**** Data for this exercise ****

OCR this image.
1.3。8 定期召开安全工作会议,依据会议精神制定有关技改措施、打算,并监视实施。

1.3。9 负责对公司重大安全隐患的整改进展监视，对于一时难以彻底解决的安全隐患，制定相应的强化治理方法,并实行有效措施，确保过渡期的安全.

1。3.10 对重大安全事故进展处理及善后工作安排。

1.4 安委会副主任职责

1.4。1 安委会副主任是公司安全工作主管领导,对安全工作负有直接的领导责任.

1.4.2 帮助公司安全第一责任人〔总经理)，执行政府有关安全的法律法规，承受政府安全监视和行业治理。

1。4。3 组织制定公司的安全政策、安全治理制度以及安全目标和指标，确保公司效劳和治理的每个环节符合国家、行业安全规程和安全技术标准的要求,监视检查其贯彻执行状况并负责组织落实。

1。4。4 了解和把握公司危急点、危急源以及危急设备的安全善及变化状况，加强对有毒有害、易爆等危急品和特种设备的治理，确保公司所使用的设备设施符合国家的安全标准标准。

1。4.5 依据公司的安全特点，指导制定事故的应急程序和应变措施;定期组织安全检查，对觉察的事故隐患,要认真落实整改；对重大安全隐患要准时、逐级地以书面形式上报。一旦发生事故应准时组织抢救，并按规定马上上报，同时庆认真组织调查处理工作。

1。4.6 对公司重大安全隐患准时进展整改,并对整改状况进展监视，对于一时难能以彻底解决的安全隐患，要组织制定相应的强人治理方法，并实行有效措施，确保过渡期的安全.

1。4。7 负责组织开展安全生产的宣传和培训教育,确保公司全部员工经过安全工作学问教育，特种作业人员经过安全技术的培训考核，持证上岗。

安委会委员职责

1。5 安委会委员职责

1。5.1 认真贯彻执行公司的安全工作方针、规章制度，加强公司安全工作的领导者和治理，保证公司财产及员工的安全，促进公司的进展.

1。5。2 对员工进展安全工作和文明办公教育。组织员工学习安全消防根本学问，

****

Copy each line of the records above that carries the word "确保过渡期的安全".

1.3。9 负责对公司重大安全隐患的整改进展监视，对于一时难以彻底解决的安全隐患，制定相应的强化治理方法,并实行有效措施，确保过渡期的安全.
1。4.6 对公司重大安全隐患准时进展整改,并对整改状况进展监视，对于一时难能以彻底解决的安全隐患，要组织制定相应的强人治理方法，并实行有效措施，确保过渡期的安全.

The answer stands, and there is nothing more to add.